STATED GOAL » Look through the records below, and copy out every line that holds the string "xlabel".

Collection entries
* BEGIN *

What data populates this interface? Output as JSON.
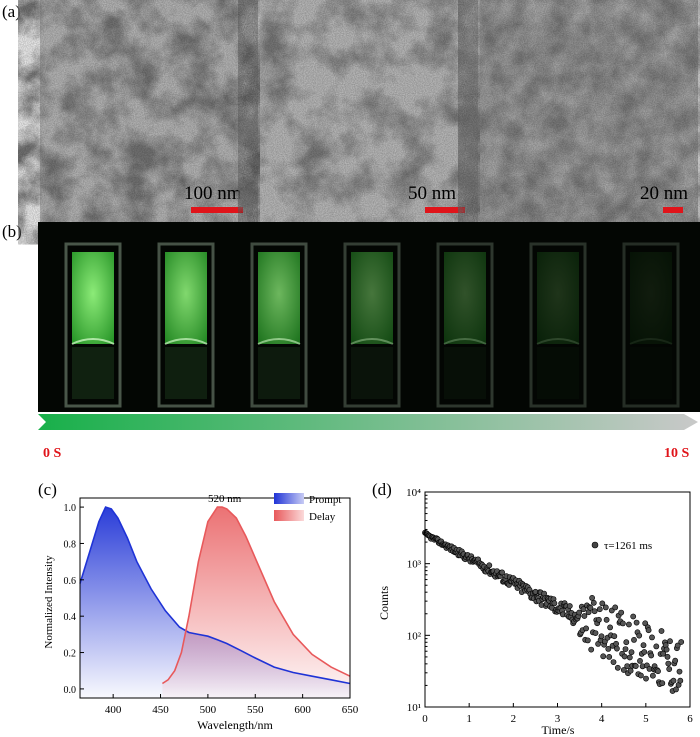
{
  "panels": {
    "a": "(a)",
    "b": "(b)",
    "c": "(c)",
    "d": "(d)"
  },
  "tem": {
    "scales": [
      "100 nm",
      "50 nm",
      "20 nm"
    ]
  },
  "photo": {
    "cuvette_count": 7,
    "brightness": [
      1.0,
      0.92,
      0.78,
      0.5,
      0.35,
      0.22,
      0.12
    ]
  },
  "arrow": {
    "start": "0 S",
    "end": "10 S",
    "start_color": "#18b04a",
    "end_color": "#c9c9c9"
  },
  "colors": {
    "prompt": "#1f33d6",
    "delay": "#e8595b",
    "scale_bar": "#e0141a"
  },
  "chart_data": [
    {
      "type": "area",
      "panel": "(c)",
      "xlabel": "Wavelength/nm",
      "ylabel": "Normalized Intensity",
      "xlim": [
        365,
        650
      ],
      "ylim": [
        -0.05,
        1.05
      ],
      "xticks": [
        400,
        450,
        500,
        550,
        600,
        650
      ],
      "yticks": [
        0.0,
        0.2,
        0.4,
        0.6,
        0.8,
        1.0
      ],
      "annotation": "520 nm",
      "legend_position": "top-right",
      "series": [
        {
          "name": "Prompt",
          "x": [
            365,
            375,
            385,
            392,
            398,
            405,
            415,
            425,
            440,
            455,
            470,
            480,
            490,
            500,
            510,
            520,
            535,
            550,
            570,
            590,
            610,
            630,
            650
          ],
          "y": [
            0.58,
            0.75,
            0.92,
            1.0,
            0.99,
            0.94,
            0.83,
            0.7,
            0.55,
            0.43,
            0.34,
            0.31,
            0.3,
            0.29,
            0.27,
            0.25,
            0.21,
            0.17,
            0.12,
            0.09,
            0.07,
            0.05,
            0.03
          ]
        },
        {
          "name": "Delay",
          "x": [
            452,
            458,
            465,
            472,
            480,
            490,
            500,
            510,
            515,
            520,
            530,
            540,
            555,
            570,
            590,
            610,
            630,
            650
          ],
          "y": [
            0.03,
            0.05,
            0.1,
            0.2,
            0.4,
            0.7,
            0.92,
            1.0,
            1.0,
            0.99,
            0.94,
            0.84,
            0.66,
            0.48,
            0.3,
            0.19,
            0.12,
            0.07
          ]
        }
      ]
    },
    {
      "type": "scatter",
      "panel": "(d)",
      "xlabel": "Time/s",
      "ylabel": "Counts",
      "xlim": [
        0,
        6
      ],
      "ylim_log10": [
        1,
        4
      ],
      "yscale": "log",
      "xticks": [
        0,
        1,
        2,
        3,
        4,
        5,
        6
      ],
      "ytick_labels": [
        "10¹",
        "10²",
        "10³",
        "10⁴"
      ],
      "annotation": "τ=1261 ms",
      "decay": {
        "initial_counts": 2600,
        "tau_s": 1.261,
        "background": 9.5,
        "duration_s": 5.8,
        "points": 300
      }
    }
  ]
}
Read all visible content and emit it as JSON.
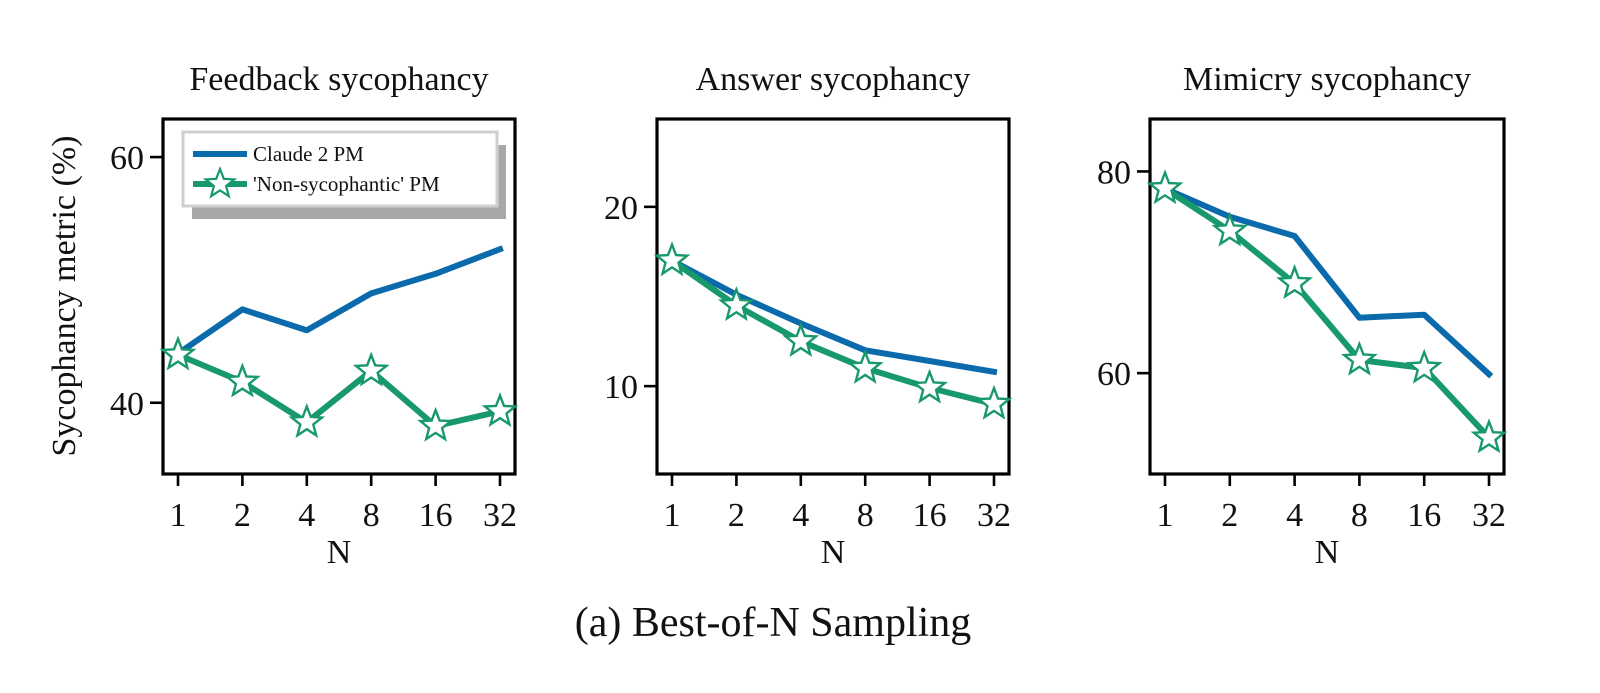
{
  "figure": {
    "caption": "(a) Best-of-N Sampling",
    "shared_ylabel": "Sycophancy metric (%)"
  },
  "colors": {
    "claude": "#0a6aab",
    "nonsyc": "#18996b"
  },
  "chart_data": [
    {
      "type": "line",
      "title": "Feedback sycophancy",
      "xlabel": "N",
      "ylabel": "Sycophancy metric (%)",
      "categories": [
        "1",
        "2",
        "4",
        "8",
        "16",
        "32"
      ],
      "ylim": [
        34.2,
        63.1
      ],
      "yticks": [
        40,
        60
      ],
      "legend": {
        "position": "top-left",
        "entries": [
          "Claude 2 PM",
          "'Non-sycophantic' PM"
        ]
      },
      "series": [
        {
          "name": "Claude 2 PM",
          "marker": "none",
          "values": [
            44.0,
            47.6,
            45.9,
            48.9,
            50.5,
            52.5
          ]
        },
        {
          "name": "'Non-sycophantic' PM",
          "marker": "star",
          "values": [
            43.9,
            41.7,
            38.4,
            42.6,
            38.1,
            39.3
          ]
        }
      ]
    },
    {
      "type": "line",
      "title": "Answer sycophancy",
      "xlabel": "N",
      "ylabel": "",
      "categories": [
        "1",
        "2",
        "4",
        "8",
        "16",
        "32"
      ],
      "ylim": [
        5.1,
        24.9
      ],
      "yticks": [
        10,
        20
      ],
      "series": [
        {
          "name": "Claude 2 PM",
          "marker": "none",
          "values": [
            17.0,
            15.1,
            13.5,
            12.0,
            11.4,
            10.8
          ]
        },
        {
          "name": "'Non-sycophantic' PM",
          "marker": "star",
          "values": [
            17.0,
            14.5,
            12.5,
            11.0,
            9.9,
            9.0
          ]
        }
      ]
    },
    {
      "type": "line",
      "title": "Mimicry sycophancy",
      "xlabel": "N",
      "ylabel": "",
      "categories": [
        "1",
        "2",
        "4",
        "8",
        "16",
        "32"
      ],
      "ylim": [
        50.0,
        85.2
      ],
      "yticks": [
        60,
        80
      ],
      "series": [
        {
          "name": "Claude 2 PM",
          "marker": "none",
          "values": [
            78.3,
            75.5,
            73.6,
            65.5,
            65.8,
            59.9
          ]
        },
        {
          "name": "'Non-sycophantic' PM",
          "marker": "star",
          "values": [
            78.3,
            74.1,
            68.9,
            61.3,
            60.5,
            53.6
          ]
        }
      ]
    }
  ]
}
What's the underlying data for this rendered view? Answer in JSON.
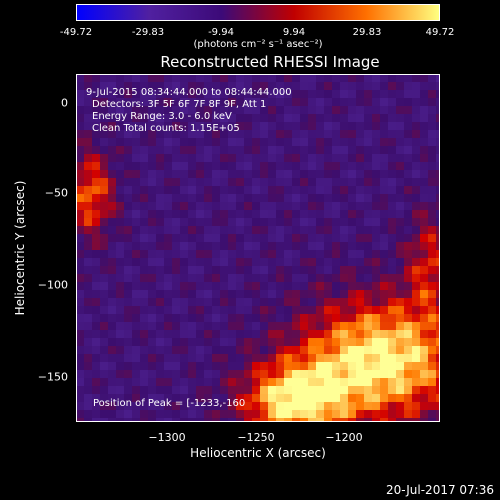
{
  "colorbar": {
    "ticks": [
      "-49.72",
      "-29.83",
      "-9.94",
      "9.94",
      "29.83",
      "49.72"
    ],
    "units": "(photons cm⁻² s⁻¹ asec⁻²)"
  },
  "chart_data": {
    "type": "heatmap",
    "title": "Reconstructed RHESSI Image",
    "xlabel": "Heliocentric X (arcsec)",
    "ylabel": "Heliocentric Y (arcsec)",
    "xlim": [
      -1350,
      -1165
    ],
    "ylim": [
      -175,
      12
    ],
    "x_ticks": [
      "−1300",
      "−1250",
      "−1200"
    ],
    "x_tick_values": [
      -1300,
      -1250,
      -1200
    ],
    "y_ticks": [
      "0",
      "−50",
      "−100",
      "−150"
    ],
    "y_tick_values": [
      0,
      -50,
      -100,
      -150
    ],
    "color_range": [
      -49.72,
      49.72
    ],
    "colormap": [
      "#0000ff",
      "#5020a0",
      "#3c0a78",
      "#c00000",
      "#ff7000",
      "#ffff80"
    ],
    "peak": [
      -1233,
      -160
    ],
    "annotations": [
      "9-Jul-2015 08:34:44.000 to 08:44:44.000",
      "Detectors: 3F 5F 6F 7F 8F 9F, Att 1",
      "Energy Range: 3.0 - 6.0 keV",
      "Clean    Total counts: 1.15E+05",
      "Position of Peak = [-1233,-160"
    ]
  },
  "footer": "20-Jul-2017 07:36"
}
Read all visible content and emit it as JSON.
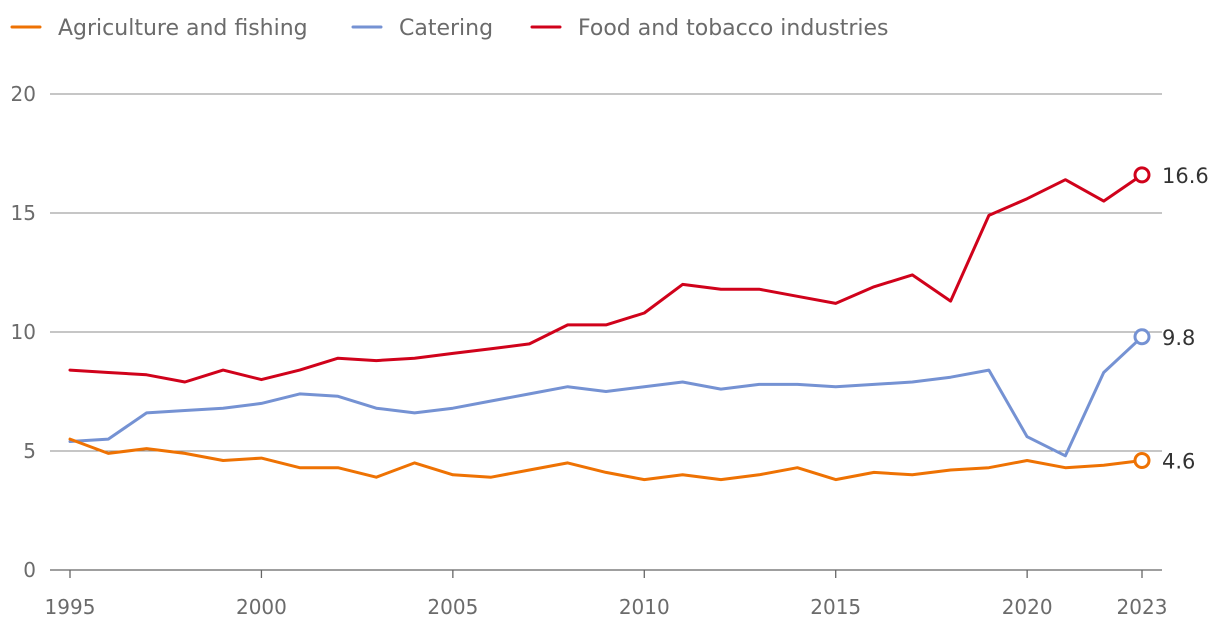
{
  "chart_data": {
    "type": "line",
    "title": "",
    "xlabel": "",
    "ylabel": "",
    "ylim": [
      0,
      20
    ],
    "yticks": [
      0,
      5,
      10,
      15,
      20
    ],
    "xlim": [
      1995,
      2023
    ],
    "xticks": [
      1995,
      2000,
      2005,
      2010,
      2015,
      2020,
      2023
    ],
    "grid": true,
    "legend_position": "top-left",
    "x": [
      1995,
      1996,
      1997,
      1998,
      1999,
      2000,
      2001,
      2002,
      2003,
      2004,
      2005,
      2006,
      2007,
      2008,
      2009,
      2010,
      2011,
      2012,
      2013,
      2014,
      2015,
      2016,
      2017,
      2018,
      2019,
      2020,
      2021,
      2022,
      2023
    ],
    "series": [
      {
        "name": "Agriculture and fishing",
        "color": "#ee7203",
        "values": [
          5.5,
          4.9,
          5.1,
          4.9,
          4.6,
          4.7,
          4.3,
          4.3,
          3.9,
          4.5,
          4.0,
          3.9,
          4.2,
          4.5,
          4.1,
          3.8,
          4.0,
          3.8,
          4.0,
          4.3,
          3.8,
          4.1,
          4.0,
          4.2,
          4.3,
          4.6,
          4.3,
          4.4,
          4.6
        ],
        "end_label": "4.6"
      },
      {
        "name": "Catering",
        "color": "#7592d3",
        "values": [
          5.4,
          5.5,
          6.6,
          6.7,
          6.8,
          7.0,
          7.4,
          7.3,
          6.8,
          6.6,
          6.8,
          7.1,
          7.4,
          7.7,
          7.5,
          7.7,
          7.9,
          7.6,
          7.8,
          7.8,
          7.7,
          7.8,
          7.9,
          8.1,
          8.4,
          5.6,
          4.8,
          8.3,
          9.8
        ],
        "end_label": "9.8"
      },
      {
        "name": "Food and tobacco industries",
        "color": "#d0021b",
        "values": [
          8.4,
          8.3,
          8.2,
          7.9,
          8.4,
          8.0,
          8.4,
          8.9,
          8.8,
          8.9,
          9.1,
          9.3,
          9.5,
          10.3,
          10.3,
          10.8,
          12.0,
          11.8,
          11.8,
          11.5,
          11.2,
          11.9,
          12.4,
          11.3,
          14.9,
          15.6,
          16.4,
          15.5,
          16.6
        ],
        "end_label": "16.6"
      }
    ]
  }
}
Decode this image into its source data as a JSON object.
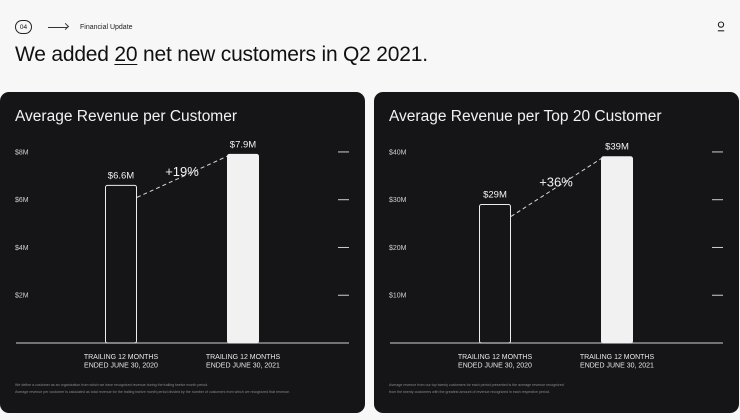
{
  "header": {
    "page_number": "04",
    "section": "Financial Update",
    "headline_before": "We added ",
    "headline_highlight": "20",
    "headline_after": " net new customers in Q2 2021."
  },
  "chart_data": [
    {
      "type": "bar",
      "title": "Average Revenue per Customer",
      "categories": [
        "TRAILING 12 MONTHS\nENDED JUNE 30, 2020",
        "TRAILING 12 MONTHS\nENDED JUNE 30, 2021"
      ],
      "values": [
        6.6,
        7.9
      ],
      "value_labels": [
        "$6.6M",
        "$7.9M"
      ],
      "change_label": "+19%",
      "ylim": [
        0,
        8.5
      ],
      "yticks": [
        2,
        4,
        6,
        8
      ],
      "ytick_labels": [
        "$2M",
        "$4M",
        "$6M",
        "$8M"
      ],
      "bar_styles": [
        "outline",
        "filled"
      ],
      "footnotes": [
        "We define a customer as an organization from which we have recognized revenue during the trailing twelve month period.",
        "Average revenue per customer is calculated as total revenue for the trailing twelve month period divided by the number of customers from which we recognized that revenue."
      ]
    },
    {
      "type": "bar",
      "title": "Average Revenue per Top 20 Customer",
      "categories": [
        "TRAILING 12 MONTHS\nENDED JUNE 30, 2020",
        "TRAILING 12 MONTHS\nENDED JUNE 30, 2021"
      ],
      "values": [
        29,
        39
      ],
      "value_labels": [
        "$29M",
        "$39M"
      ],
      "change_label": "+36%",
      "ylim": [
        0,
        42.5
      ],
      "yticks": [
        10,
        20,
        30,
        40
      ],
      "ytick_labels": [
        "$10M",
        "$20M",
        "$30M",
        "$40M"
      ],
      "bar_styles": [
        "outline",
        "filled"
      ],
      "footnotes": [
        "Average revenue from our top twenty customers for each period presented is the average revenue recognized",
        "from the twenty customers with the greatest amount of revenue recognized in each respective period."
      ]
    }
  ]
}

* END *

TASK RESPONSE »
      "xlabel": "Wavelength/nm",
      "xlabel": "Time/s",
      "xlabel": "N",
      "xlabel": "N",
      "xlabel": "N",
    "xlabel": "Heliocentric X (arcsec)",
    "xlabel": "",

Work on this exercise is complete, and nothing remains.